The problem: Transcribe every record that appears below, exactly and in full.

══ Given data ══

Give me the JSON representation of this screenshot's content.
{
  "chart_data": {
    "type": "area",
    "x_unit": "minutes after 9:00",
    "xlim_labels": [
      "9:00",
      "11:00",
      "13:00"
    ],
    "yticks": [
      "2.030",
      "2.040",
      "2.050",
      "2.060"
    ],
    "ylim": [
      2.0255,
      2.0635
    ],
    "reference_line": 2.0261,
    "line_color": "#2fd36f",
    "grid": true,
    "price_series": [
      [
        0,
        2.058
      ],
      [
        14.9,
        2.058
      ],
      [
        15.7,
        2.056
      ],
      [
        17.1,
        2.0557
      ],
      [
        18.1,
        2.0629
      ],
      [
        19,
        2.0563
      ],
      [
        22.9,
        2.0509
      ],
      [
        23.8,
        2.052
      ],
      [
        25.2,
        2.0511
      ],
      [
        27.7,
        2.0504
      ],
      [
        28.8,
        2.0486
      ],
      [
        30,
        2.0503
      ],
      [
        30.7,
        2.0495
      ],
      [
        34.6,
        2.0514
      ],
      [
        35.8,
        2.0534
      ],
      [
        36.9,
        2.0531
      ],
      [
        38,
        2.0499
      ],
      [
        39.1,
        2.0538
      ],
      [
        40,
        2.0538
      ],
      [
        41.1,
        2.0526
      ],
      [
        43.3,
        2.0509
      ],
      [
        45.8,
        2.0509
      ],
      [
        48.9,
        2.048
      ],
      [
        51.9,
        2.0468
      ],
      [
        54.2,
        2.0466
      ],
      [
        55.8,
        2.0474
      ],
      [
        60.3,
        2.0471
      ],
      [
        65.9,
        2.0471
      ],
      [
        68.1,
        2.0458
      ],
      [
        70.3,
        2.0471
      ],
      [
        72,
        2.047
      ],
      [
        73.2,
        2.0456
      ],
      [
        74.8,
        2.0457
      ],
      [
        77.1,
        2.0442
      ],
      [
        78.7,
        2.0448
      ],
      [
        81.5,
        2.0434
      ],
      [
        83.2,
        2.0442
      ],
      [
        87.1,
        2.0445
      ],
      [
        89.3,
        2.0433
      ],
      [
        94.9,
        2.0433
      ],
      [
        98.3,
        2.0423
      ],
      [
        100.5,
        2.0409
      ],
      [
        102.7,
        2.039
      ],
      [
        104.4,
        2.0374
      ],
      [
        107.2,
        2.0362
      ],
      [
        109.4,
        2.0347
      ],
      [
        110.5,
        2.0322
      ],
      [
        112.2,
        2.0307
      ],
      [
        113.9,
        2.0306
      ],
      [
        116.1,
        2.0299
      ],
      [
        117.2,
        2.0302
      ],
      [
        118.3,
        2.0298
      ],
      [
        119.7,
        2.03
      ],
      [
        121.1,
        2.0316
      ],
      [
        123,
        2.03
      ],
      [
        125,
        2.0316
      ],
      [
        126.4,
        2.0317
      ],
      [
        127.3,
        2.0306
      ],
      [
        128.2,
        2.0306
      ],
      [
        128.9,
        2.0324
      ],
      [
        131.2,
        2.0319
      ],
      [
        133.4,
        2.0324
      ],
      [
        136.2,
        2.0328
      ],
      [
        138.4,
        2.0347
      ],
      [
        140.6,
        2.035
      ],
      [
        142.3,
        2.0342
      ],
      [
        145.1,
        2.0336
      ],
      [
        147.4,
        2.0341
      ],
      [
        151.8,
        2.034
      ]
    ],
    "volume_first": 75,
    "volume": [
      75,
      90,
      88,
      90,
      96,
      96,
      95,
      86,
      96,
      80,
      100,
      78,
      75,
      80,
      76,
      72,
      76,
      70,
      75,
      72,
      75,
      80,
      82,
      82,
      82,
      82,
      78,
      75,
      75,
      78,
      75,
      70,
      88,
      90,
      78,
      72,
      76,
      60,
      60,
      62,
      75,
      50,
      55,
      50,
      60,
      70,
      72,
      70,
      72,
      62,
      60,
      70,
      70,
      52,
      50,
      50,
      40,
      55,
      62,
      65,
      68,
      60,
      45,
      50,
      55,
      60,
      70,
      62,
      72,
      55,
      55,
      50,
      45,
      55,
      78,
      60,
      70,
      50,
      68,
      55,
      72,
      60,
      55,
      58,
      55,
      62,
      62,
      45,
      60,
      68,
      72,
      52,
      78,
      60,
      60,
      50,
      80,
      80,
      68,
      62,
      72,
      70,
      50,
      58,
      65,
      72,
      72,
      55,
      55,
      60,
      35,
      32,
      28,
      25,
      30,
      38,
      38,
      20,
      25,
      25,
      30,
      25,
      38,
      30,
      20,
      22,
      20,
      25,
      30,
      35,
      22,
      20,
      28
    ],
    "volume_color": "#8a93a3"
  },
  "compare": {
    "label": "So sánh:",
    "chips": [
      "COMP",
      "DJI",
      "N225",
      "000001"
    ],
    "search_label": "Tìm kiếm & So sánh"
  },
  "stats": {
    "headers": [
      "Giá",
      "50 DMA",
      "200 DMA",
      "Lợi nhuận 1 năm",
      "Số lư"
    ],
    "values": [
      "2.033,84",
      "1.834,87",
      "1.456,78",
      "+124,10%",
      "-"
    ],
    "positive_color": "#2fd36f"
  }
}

═══

Final result:
Give me the JSON representation of this screenshot's content.
{
  "chart_data": {
    "type": "area",
    "x_unit": "minutes after 9:00",
    "xlim_labels": [
      "9:00",
      "11:00",
      "13:00"
    ],
    "yticks": [
      "2.030",
      "2.040",
      "2.050",
      "2.060"
    ],
    "ylim": [
      2.0255,
      2.0635
    ],
    "reference_line": 2.0261,
    "line_color": "#2fd36f",
    "grid": true,
    "price_series": [
      [
        0,
        2.058
      ],
      [
        14.9,
        2.058
      ],
      [
        15.7,
        2.056
      ],
      [
        17.1,
        2.0557
      ],
      [
        18.1,
        2.0629
      ],
      [
        19,
        2.0563
      ],
      [
        22.9,
        2.0509
      ],
      [
        23.8,
        2.052
      ],
      [
        25.2,
        2.0511
      ],
      [
        27.7,
        2.0504
      ],
      [
        28.8,
        2.0486
      ],
      [
        30,
        2.0503
      ],
      [
        30.7,
        2.0495
      ],
      [
        34.6,
        2.0514
      ],
      [
        35.8,
        2.0534
      ],
      [
        36.9,
        2.0531
      ],
      [
        38,
        2.0499
      ],
      [
        39.1,
        2.0538
      ],
      [
        40,
        2.0538
      ],
      [
        41.1,
        2.0526
      ],
      [
        43.3,
        2.0509
      ],
      [
        45.8,
        2.0509
      ],
      [
        48.9,
        2.048
      ],
      [
        51.9,
        2.0468
      ],
      [
        54.2,
        2.0466
      ],
      [
        55.8,
        2.0474
      ],
      [
        60.3,
        2.0471
      ],
      [
        65.9,
        2.0471
      ],
      [
        68.1,
        2.0458
      ],
      [
        70.3,
        2.0471
      ],
      [
        72,
        2.047
      ],
      [
        73.2,
        2.0456
      ],
      [
        74.8,
        2.0457
      ],
      [
        77.1,
        2.0442
      ],
      [
        78.7,
        2.0448
      ],
      [
        81.5,
        2.0434
      ],
      [
        83.2,
        2.0442
      ],
      [
        87.1,
        2.0445
      ],
      [
        89.3,
        2.0433
      ],
      [
        94.9,
        2.0433
      ],
      [
        98.3,
        2.0423
      ],
      [
        100.5,
        2.0409
      ],
      [
        102.7,
        2.039
      ],
      [
        104.4,
        2.0374
      ],
      [
        107.2,
        2.0362
      ],
      [
        109.4,
        2.0347
      ],
      [
        110.5,
        2.0322
      ],
      [
        112.2,
        2.0307
      ],
      [
        113.9,
        2.0306
      ],
      [
        116.1,
        2.0299
      ],
      [
        117.2,
        2.0302
      ],
      [
        118.3,
        2.0298
      ],
      [
        119.7,
        2.03
      ],
      [
        121.1,
        2.0316
      ],
      [
        123,
        2.03
      ],
      [
        125,
        2.0316
      ],
      [
        126.4,
        2.0317
      ],
      [
        127.3,
        2.0306
      ],
      [
        128.2,
        2.0306
      ],
      [
        128.9,
        2.0324
      ],
      [
        131.2,
        2.0319
      ],
      [
        133.4,
        2.0324
      ],
      [
        136.2,
        2.0328
      ],
      [
        138.4,
        2.0347
      ],
      [
        140.6,
        2.035
      ],
      [
        142.3,
        2.0342
      ],
      [
        145.1,
        2.0336
      ],
      [
        147.4,
        2.0341
      ],
      [
        151.8,
        2.034
      ]
    ],
    "volume_first": 75,
    "volume": [
      75,
      90,
      88,
      90,
      96,
      96,
      95,
      86,
      96,
      80,
      100,
      78,
      75,
      80,
      76,
      72,
      76,
      70,
      75,
      72,
      75,
      80,
      82,
      82,
      82,
      82,
      78,
      75,
      75,
      78,
      75,
      70,
      88,
      90,
      78,
      72,
      76,
      60,
      60,
      62,
      75,
      50,
      55,
      50,
      60,
      70,
      72,
      70,
      72,
      62,
      60,
      70,
      70,
      52,
      50,
      50,
      40,
      55,
      62,
      65,
      68,
      60,
      45,
      50,
      55,
      60,
      70,
      62,
      72,
      55,
      55,
      50,
      45,
      55,
      78,
      60,
      70,
      50,
      68,
      55,
      72,
      60,
      55,
      58,
      55,
      62,
      62,
      45,
      60,
      68,
      72,
      52,
      78,
      60,
      60,
      50,
      80,
      80,
      68,
      62,
      72,
      70,
      50,
      58,
      65,
      72,
      72,
      55,
      55,
      60,
      35,
      32,
      28,
      25,
      30,
      38,
      38,
      20,
      25,
      25,
      30,
      25,
      38,
      30,
      20,
      22,
      20,
      25,
      30,
      35,
      22,
      20,
      28
    ],
    "volume_color": "#8a93a3"
  },
  "compare": {
    "label": "So sánh:",
    "chips": [
      "COMP",
      "DJI",
      "N225",
      "000001"
    ],
    "search_label": "Tìm kiếm & So sánh"
  },
  "stats": {
    "headers": [
      "Giá",
      "50 DMA",
      "200 DMA",
      "Lợi nhuận 1 năm",
      "Số lư"
    ],
    "values": [
      "2.033,84",
      "1.834,87",
      "1.456,78",
      "+124,10%",
      "-"
    ],
    "positive_color": "#2fd36f"
  }
}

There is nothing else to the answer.